- [WHAT IS NEEDED] Return every line of the data below that contains the string "size".

** start AVAILABLE RECORDS **

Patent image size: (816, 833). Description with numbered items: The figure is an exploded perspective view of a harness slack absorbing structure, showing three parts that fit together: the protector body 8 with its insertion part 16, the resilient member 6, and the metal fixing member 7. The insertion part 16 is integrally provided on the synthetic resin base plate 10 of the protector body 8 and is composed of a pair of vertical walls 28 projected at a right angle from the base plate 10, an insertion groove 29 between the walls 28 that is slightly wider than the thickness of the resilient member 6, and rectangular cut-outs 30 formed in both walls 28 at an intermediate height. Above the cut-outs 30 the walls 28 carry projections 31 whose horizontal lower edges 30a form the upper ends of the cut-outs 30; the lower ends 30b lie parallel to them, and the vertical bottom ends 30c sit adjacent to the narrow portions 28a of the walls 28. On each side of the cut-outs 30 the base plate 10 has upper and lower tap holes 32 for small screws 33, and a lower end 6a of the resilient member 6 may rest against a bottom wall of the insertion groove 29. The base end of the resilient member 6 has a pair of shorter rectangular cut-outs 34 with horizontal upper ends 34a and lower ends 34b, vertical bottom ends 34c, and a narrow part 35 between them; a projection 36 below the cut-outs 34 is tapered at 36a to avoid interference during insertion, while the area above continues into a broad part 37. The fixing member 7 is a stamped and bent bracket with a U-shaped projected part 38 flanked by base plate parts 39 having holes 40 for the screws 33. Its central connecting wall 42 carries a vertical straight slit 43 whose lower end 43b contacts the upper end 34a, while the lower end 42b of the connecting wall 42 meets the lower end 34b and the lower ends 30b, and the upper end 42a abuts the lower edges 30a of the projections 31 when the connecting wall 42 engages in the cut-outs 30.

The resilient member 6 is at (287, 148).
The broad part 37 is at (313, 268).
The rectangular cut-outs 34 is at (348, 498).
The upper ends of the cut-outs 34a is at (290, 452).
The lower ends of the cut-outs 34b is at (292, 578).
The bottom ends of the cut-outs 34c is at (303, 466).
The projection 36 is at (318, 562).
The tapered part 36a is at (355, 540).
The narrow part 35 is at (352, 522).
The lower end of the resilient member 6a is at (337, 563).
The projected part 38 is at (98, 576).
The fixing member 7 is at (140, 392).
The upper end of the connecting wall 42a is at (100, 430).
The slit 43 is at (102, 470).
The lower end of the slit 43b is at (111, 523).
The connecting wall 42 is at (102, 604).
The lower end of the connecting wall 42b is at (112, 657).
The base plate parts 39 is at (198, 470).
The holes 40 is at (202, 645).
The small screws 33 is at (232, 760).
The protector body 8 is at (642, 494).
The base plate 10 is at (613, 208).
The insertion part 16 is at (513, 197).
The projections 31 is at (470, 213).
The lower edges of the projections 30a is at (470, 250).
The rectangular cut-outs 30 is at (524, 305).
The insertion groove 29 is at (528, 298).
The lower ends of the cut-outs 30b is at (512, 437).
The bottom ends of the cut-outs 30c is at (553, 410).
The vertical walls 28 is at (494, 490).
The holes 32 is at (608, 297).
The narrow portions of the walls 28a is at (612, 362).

** end AVAILABLE RECORDS **

- [TASK OUTPUT]
Patent image size: (816, 833). Description with numbered items: The figure is an exploded perspective view of a harness slack absorbing structure, showing three parts that fit together: the protector body 8 with its insertion part 16, the resilient member 6, and the metal fixing member 7. The insertion part 16 is integrally provided on the synthetic resin base plate 10 of the protector body 8 and is composed of a pair of vertical walls 28 projected at a right angle from the base plate 10, an insertion groove 29 between the walls 28 that is slightly wider than the thickness of the resilient member 6, and rectangular cut-outs 30 formed in both walls 28 at an intermediate height. Above the cut-outs 30 the walls 28 carry projections 31 whose horizontal lower edges 30a form the upper ends of the cut-outs 30; the lower ends 30b lie parallel to them, and the vertical bottom ends 30c sit adjacent to the narrow portions 28a of the walls 28. On each side of the cut-outs 30 the base plate 10 has upper and lower tap holes 32 for small screws 33, and a lower end 6a of the resilient member 6 may rest against a bottom wall of the insertion groove 29. The base end of the resilient member 6 has a pair of shorter rectangular cut-outs 34 with horizontal upper ends 34a and lower ends 34b, vertical bottom ends 34c, and a narrow part 35 between them; a projection 36 below the cut-outs 34 is tapered at 36a to avoid interference during insertion, while the area above continues into a broad part 37. The fixing member 7 is a stamped and bent bracket with a U-shaped projected part 38 flanked by base plate parts 39 having holes 40 for the screws 33. Its central connecting wall 42 carries a vertical straight slit 43 whose lower end 43b contacts the upper end 34a, while the lower end 42b of the connecting wall 42 meets the lower end 34b and the lower ends 30b, and the upper end 42a abuts the lower edges 30a of the projections 31 when the connecting wall 42 engages in the cut-outs 30.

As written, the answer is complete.